[Figure dataset records]
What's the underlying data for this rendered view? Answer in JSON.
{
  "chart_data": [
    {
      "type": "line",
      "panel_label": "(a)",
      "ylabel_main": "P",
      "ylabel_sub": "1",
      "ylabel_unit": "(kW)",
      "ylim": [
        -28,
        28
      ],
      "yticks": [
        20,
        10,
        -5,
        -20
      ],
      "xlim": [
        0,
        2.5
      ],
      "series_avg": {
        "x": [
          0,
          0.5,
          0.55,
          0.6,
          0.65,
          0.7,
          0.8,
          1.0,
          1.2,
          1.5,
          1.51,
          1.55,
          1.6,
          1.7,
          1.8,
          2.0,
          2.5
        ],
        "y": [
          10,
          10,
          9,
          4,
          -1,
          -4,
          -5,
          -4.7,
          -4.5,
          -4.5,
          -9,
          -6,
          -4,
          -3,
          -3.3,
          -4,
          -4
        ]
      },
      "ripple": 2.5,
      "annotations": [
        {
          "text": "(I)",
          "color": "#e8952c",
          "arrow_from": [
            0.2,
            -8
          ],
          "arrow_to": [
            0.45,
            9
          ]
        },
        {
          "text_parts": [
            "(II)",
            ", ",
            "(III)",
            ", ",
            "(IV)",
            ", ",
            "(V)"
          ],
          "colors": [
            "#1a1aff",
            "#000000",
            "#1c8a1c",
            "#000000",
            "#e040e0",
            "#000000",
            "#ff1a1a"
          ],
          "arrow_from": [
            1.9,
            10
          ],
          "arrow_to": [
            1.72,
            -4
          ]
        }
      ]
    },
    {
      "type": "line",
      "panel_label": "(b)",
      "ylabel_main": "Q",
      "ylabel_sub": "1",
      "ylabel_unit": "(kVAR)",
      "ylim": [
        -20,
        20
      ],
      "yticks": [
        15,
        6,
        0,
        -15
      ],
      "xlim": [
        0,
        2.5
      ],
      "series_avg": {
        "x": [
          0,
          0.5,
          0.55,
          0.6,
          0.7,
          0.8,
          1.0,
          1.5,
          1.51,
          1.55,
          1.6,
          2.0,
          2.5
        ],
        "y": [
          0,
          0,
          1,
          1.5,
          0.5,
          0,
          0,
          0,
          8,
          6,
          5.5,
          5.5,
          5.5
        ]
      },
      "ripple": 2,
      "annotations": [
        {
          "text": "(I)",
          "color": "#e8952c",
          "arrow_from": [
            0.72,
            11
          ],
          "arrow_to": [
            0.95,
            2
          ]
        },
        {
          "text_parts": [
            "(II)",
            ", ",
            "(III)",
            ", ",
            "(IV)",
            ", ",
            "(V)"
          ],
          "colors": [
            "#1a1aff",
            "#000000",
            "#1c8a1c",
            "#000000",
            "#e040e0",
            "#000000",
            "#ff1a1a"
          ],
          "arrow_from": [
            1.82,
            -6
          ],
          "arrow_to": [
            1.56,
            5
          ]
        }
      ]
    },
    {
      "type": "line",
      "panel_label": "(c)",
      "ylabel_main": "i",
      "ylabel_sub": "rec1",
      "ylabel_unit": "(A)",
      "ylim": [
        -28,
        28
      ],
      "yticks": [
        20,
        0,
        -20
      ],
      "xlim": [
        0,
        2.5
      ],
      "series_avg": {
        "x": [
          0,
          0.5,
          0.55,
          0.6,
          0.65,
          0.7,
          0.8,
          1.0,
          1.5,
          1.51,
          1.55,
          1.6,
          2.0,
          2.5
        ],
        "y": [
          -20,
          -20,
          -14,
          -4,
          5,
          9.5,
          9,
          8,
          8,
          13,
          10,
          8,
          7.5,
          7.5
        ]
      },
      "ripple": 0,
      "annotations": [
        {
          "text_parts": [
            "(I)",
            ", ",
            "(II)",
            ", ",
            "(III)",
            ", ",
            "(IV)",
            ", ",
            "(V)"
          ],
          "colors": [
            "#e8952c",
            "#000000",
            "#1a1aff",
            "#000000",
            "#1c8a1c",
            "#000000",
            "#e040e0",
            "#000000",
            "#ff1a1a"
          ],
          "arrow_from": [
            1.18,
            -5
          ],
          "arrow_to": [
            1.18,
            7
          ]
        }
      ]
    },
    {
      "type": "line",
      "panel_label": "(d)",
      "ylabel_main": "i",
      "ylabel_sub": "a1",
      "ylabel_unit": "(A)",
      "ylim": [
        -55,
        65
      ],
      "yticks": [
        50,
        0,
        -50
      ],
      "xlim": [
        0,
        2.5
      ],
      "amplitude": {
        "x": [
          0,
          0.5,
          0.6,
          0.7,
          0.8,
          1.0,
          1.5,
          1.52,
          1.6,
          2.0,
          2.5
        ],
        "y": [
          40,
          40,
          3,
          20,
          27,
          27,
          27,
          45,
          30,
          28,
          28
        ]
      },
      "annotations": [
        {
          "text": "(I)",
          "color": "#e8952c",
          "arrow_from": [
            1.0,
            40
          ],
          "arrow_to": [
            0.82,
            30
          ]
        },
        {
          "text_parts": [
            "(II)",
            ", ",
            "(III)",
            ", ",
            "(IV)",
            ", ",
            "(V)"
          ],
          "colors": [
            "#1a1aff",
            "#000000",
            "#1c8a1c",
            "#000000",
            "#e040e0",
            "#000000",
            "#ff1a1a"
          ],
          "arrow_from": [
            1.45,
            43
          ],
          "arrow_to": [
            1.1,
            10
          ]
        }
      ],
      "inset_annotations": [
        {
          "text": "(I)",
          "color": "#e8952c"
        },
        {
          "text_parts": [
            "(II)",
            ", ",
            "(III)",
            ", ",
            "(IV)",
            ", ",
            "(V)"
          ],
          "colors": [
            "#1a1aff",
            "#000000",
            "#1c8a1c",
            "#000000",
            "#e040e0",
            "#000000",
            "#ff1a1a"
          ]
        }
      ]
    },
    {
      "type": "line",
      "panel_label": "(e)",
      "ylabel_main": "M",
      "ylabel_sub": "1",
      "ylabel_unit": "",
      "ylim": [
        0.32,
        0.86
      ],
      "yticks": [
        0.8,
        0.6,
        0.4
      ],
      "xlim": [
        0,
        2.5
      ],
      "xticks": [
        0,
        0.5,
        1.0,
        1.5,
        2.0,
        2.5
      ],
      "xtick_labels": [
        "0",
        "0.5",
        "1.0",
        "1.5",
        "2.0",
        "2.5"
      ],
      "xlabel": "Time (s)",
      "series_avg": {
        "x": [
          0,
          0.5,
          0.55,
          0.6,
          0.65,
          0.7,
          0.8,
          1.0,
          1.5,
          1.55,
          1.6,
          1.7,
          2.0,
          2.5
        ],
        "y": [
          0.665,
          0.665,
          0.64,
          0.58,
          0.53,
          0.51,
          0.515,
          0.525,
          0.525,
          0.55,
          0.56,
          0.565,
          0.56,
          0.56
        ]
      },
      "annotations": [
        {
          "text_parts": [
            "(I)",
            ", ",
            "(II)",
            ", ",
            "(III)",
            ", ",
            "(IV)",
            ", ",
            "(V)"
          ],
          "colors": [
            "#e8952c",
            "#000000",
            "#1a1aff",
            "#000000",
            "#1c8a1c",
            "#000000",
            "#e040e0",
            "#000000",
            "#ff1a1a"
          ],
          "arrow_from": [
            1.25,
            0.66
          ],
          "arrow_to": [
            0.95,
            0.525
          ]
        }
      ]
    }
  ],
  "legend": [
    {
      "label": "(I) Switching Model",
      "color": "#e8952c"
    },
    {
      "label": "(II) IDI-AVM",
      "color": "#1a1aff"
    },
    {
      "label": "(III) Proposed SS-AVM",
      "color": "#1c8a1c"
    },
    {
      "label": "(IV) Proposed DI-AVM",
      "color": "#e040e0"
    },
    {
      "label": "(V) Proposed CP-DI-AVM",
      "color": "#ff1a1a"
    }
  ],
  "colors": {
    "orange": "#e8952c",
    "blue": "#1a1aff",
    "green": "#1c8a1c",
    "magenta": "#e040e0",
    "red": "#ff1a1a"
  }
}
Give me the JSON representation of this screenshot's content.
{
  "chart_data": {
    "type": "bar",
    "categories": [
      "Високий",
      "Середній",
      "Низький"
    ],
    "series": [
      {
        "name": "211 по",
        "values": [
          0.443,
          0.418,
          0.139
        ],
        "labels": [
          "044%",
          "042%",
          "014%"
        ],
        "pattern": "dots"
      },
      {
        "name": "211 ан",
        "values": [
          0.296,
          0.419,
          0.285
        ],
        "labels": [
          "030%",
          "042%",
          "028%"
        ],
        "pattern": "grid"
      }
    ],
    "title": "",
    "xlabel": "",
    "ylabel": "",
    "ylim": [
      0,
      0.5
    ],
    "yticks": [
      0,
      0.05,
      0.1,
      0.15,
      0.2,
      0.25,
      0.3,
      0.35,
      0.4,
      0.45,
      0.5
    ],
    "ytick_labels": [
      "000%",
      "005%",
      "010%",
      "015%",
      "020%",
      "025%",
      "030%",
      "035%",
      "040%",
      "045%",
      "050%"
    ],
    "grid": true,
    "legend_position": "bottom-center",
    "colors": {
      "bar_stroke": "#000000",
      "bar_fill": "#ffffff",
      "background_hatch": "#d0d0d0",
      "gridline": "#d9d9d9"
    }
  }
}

=== What is needed ===
Make an exact copy of every line from the one with "Give me the" to the end of the data, with the first and last of those lines included.

=== Answer to this problem ===
Give me the JSON representation of this screenshot's content.
{
  "chart_data": {
    "type": "bar",
    "categories": [
      "Високий",
      "Середній",
      "Низький"
    ],
    "series": [
      {
        "name": "211 по",
        "values": [
          0.443,
          0.418,
          0.139
        ],
        "labels": [
          "044%",
          "042%",
          "014%"
        ],
        "pattern": "dots"
      },
      {
        "name": "211 ан",
        "values": [
          0.296,
          0.419,
          0.285
        ],
        "labels": [
          "030%",
          "042%",
          "028%"
        ],
        "pattern": "grid"
      }
    ],
    "title": "",
    "xlabel": "",
    "ylabel": "",
    "ylim": [
      0,
      0.5
    ],
    "yticks": [
      0,
      0.05,
      0.1,
      0.15,
      0.2,
      0.25,
      0.3,
      0.35,
      0.4,
      0.45,
      0.5
    ],
    "ytick_labels": [
      "000%",
      "005%",
      "010%",
      "015%",
      "020%",
      "025%",
      "030%",
      "035%",
      "040%",
      "045%",
      "050%"
    ],
    "grid": true,
    "legend_position": "bottom-center",
    "colors": {
      "bar_stroke": "#000000",
      "bar_fill": "#ffffff",
      "background_hatch": "#d0d0d0",
      "gridline": "#d9d9d9"
    }
  }
}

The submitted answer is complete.